> What you will do
Return all of the data exactly, with nothing left out but the pictures.
======== Available records ========
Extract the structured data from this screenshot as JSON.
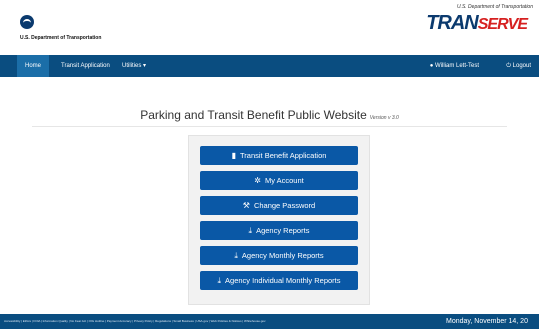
{
  "header": {
    "dot_name": "U.S. Department of Transportation",
    "transerve_dept": "U.S. Department of Transportation",
    "transerve_logo_a": "TRAN",
    "transerve_logo_b": "SERVE"
  },
  "nav": {
    "home": "Home",
    "transit_application": "Transit Application",
    "utilities": "Utilities",
    "user": "William Lett-Test",
    "logout": "Logout"
  },
  "main": {
    "title": "Parking and Transit Benefit Public Website",
    "version": "Version v 3.0",
    "buttons": [
      {
        "label": "Transit Benefit Application",
        "icon": "file-icon",
        "glyph": "▮"
      },
      {
        "label": "My Account",
        "icon": "gear-icon",
        "glyph": "✲"
      },
      {
        "label": "Change Password",
        "icon": "wrench-icon",
        "glyph": "⚒"
      },
      {
        "label": "Agency Reports",
        "icon": "download-icon",
        "glyph": "⤓"
      },
      {
        "label": "Agency Monthly Reports",
        "icon": "download-icon",
        "glyph": "⤓"
      },
      {
        "label": "Agency Individual Monthly Reports",
        "icon": "download-icon",
        "glyph": "⤓"
      }
    ]
  },
  "footer": {
    "links": "Accessibility | Ethics | FOIA | Information Quality | No Fear Act | OIG Hotline | Payment Accuracy | Privacy Policy | Regulations | Small Business | USA.gov | Web Policies & Notices | Whitehouse.gov",
    "date": "Monday, November 14, 20"
  },
  "colors": {
    "navbar": "#0a4d80",
    "button": "#0a58a6",
    "logo_red": "#d62020"
  }
}
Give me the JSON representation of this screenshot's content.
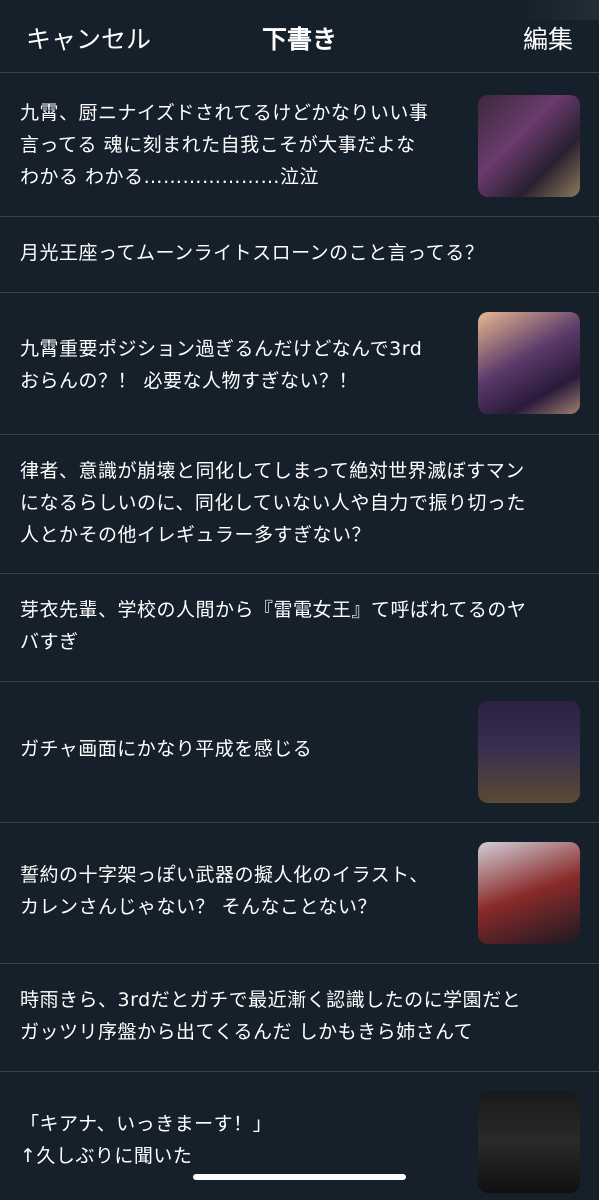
{
  "header": {
    "cancel": "キャンセル",
    "title": "下書き",
    "edit": "編集"
  },
  "drafts": [
    {
      "text": "九霄、厨ニナイズドされてるけどかなりいい事\n言ってる 魂に刻まれた自我こそが大事だよな\nわかる わかる…………………泣泣",
      "image": "game-screenshot-thumbnail"
    },
    {
      "text": "月光王座ってムーンライトスローンのこと言ってる？"
    },
    {
      "text": "九霄重要ポジション過ぎるんだけどなんで3rd\nおらんの？！ 必要な人物すぎない？！",
      "image": "game-screenshot-thumbnail"
    },
    {
      "text": "律者、意識が崩壊と同化してしまって絶対世界滅ぼすマン\nになるらしいのに、同化していない人や自力で振り切った\n人とかその他イレギュラー多すぎない？"
    },
    {
      "text": "芽衣先輩、学校の人間から『雷電女王』て呼ばれてるのヤ\nバすぎ"
    },
    {
      "text": "ガチャ画面にかなり平成を感じる",
      "image": "gacha-screenshot-thumbnail"
    },
    {
      "text": "誓約の十字架っぽい武器の擬人化のイラスト、\nカレンさんじゃない？ そんなことない？",
      "image": "illustration-thumbnail"
    },
    {
      "text": "時雨きら、3rdだとガチで最近漸く認識したのに学園だと\nガッツリ序盤から出てくるんだ しかもきら姉さんて"
    },
    {
      "text": "「キアナ、いっきまーす！」\n↑久しぶりに聞いた",
      "image": "character-screenshot-thumbnail"
    }
  ]
}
========
> Exercise output
Extract the structured data from this screenshot as JSON.
{
  "header": {
    "dot_name": "U.S. Department of Transportation",
    "transerve_dept": "U.S. Department of Transportation",
    "transerve_logo_a": "TRAN",
    "transerve_logo_b": "SERVE"
  },
  "nav": {
    "home": "Home",
    "transit_application": "Transit Application",
    "utilities": "Utilities",
    "user": "William Lett-Test",
    "logout": "Logout"
  },
  "main": {
    "title": "Parking and Transit Benefit Public Website",
    "version": "Version v 3.0",
    "buttons": [
      {
        "label": "Transit Benefit Application",
        "icon": "file-icon",
        "glyph": "▮"
      },
      {
        "label": "My Account",
        "icon": "gear-icon",
        "glyph": "✲"
      },
      {
        "label": "Change Password",
        "icon": "wrench-icon",
        "glyph": "⚒"
      },
      {
        "label": "Agency Reports",
        "icon": "download-icon",
        "glyph": "⤓"
      },
      {
        "label": "Agency Monthly Reports",
        "icon": "download-icon",
        "glyph": "⤓"
      },
      {
        "label": "Agency Individual Monthly Reports",
        "icon": "download-icon",
        "glyph": "⤓"
      }
    ]
  },
  "footer": {
    "links": "Accessibility | Ethics | FOIA | Information Quality | No Fear Act | OIG Hotline | Payment Accuracy | Privacy Policy | Regulations | Small Business | USA.gov | Web Policies & Notices | Whitehouse.gov",
    "date": "Monday, November 14, 20"
  },
  "colors": {
    "navbar": "#0a4d80",
    "button": "#0a58a6",
    "logo_red": "#d62020"
  }
}
Give me the JSON representation of this screenshot's content.
{
  "header": {
    "cancel": "キャンセル",
    "title": "下書き",
    "edit": "編集"
  },
  "drafts": [
    {
      "text": "九霄、厨ニナイズドされてるけどかなりいい事\n言ってる 魂に刻まれた自我こそが大事だよな\nわかる わかる…………………泣泣",
      "image": "game-screenshot-thumbnail"
    },
    {
      "text": "月光王座ってムーンライトスローンのこと言ってる？"
    },
    {
      "text": "九霄重要ポジション過ぎるんだけどなんで3rd\nおらんの？！ 必要な人物すぎない？！",
      "image": "game-screenshot-thumbnail"
    },
    {
      "text": "律者、意識が崩壊と同化してしまって絶対世界滅ぼすマン\nになるらしいのに、同化していない人や自力で振り切った\n人とかその他イレギュラー多すぎない？"
    },
    {
      "text": "芽衣先輩、学校の人間から『雷電女王』て呼ばれてるのヤ\nバすぎ"
    },
    {
      "text": "ガチャ画面にかなり平成を感じる",
      "image": "gacha-screenshot-thumbnail"
    },
    {
      "text": "誓約の十字架っぽい武器の擬人化のイラスト、\nカレンさんじゃない？ そんなことない？",
      "image": "illustration-thumbnail"
    },
    {
      "text": "時雨きら、3rdだとガチで最近漸く認識したのに学園だと\nガッツリ序盤から出てくるんだ しかもきら姉さんて"
    },
    {
      "text": "「キアナ、いっきまーす！」\n↑久しぶりに聞いた",
      "image": "character-screenshot-thumbnail"
    }
  ]
}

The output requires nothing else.